Single out the lines of the material that contain "text" and copy them.

···

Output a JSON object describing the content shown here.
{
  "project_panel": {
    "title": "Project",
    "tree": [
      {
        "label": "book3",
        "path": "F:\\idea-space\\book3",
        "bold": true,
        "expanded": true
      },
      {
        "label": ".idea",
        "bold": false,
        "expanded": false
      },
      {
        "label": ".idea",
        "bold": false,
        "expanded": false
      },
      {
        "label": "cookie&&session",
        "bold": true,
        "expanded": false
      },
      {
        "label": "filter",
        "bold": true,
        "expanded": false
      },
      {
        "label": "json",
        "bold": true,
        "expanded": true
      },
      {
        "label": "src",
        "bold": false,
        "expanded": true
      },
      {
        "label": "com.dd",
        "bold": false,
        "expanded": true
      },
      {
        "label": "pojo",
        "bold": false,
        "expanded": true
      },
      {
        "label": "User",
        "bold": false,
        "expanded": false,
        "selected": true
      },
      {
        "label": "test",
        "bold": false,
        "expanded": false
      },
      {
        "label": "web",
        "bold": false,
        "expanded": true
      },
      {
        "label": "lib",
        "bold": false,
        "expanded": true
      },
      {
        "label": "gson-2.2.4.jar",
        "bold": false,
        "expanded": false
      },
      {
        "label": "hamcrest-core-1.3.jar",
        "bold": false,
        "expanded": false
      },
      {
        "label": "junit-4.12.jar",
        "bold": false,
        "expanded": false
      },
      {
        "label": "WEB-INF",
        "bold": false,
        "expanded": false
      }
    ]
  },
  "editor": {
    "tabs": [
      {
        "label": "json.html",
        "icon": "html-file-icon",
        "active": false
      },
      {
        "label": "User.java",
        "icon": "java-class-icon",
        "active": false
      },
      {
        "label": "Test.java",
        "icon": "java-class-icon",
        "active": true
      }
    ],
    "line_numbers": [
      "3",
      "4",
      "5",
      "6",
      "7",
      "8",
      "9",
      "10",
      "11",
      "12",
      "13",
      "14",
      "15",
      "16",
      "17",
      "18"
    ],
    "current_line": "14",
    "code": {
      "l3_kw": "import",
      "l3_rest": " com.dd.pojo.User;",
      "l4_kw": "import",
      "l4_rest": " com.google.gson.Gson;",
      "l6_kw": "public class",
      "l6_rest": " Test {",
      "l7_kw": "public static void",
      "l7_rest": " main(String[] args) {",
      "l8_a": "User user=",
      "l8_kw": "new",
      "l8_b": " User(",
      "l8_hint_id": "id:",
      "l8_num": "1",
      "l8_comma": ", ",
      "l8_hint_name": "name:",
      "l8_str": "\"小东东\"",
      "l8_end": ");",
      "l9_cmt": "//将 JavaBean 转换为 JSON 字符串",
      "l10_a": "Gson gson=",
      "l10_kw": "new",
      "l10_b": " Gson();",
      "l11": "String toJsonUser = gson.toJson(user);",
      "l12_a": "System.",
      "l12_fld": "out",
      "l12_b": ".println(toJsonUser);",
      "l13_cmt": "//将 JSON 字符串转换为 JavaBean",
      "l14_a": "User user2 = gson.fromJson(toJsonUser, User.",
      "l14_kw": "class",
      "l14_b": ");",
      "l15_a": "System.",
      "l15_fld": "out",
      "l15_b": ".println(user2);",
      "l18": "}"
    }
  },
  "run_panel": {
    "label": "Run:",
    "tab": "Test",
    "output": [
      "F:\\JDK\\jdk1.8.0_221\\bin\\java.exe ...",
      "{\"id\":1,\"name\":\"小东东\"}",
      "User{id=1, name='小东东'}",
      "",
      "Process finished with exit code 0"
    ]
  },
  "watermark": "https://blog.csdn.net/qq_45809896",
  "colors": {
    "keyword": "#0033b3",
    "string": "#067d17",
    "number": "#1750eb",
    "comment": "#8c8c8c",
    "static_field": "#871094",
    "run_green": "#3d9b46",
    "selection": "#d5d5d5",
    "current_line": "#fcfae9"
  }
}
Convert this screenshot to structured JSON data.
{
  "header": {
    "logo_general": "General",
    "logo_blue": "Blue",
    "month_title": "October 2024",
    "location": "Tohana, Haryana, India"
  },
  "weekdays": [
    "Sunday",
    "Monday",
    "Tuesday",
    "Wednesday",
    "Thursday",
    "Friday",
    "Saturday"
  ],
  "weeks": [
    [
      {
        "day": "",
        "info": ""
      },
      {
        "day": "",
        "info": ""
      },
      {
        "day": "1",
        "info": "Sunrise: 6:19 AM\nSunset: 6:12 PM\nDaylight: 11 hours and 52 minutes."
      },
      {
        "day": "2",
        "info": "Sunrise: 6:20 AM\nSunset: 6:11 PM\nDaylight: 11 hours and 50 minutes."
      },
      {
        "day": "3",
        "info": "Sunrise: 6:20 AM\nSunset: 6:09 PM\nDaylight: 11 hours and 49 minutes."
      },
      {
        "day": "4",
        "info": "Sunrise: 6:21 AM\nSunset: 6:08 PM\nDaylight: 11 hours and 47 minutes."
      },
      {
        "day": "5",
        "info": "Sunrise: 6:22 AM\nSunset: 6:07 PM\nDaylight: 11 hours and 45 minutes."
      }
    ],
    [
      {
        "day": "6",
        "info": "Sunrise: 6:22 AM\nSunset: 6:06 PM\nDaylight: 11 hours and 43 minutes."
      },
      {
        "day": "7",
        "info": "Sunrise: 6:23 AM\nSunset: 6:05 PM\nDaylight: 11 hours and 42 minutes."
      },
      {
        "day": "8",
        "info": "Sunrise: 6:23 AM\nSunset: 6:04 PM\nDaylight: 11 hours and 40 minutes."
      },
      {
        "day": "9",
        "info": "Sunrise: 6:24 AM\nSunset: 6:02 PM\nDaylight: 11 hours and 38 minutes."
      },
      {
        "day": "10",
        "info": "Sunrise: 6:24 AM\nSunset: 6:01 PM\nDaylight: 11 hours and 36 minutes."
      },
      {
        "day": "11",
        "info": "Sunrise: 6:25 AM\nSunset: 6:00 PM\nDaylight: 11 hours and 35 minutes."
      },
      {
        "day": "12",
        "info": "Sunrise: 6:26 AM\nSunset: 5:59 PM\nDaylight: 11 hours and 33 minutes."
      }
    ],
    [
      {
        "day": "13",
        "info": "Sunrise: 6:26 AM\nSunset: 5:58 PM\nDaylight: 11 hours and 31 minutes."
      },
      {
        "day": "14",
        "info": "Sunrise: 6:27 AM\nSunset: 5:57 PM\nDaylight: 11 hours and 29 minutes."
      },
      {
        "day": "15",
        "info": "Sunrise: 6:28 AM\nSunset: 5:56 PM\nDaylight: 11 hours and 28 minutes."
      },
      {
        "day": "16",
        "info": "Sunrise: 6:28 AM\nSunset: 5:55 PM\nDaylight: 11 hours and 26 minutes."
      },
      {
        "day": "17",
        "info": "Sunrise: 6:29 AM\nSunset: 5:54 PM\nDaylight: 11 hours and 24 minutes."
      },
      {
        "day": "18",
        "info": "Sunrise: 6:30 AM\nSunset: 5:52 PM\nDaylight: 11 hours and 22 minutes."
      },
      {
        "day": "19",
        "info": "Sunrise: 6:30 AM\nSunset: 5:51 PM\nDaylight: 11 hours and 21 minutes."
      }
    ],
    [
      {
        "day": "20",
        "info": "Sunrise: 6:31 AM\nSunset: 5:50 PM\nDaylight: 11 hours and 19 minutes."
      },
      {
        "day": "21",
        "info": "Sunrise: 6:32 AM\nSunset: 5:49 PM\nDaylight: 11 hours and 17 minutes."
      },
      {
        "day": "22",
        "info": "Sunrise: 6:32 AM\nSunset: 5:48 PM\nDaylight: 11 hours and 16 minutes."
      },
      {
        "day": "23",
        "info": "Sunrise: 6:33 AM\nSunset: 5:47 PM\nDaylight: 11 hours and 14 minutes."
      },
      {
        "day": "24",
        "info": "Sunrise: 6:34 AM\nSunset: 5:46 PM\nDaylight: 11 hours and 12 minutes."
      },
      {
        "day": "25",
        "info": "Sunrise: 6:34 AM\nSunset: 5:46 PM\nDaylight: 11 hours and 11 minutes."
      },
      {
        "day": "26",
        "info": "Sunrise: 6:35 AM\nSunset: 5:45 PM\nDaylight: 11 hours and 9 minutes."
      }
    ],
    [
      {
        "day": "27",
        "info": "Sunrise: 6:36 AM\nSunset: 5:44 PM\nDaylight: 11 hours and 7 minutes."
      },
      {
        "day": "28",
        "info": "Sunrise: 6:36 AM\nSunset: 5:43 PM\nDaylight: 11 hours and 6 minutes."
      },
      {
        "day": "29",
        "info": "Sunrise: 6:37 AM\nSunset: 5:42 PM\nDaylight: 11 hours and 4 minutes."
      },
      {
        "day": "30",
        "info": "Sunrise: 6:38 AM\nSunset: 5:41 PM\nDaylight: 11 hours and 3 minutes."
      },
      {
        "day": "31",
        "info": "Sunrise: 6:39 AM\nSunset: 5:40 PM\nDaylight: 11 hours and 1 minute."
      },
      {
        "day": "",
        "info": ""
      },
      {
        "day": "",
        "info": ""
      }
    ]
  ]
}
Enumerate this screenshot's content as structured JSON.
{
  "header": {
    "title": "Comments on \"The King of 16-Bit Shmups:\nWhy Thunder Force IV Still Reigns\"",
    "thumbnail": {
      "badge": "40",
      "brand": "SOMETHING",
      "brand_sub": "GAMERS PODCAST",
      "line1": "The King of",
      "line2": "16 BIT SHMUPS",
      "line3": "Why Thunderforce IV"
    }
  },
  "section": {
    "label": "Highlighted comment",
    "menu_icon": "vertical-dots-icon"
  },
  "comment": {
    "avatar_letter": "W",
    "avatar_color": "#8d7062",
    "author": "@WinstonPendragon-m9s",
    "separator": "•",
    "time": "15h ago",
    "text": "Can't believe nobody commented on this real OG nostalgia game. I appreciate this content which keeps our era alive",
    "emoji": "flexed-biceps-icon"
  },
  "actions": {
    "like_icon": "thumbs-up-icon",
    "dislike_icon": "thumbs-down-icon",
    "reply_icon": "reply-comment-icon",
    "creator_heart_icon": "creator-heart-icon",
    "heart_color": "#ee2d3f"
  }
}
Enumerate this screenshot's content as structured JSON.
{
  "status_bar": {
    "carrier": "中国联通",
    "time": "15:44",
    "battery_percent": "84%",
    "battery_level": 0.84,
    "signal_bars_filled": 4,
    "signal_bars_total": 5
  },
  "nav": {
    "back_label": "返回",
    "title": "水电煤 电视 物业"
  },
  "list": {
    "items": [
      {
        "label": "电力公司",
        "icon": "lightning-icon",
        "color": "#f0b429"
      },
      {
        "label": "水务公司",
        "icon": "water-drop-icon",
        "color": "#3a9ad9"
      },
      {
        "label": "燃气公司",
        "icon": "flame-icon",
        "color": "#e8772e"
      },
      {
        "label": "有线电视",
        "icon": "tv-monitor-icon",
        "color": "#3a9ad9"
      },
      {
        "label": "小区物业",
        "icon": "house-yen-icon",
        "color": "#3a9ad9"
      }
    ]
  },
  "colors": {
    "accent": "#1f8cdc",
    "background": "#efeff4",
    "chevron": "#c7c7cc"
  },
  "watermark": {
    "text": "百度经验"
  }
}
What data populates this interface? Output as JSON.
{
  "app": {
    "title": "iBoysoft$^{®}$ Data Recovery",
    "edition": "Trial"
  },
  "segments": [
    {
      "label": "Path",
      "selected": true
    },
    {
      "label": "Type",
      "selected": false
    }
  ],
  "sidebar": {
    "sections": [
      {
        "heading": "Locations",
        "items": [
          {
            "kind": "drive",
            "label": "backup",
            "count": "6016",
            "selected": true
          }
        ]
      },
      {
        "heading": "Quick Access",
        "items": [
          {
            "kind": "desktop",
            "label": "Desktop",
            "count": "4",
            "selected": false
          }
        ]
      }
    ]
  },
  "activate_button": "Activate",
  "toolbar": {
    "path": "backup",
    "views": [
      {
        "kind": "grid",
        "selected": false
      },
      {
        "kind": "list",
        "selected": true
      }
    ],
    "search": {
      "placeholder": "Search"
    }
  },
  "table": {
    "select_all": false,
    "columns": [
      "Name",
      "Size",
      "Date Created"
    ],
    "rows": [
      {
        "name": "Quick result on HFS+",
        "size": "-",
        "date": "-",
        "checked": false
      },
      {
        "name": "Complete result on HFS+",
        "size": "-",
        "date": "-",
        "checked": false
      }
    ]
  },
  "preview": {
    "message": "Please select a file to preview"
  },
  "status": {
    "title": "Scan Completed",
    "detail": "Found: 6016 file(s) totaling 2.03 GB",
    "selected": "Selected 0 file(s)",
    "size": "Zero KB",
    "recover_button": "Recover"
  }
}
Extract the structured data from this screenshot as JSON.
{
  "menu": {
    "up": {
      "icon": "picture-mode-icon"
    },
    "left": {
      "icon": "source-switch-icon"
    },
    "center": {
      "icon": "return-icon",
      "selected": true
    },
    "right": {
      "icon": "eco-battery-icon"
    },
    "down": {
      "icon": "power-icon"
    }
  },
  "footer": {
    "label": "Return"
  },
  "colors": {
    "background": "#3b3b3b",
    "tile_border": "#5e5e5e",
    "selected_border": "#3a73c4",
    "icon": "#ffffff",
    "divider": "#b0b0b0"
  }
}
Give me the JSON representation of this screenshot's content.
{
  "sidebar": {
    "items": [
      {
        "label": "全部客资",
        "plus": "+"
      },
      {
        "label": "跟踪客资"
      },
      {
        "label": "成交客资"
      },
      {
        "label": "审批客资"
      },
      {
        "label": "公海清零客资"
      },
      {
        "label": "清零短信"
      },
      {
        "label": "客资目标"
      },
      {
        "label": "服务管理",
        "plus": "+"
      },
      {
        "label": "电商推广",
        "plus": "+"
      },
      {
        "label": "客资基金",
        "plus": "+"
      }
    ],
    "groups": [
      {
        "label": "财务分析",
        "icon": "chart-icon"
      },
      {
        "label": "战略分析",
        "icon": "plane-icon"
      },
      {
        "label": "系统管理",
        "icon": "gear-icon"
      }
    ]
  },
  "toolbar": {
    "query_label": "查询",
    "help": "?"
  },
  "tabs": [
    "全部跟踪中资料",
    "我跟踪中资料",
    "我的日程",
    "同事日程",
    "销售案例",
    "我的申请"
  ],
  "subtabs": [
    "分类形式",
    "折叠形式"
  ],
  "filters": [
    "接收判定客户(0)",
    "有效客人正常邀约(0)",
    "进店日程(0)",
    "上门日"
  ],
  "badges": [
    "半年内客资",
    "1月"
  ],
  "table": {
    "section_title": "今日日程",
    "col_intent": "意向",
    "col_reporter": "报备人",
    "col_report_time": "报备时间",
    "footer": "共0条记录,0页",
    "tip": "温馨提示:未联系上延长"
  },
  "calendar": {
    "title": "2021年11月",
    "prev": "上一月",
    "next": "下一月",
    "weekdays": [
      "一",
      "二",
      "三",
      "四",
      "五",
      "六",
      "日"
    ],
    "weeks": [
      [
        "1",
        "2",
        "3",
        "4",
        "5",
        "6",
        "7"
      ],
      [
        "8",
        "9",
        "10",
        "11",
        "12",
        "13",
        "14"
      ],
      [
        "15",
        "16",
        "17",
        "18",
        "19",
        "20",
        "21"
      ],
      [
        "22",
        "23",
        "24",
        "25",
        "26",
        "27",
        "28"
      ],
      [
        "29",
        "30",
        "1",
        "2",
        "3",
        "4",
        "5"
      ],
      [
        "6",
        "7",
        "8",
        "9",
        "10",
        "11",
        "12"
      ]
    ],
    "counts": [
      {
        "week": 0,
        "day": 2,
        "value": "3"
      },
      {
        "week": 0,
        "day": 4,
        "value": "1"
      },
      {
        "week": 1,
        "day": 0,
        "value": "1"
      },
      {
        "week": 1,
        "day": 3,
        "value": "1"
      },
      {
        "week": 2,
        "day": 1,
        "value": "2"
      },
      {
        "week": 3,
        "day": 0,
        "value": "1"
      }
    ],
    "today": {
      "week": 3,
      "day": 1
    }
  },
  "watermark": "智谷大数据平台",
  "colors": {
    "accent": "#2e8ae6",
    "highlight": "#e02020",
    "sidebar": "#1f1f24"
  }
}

···

## SOLUTION FOR THIS EXERCISE
    "text": "Can't believe nobody commented on this real OG nostalgia game. I appreciate this content which keeps our era alive",
    "text": "百度经验"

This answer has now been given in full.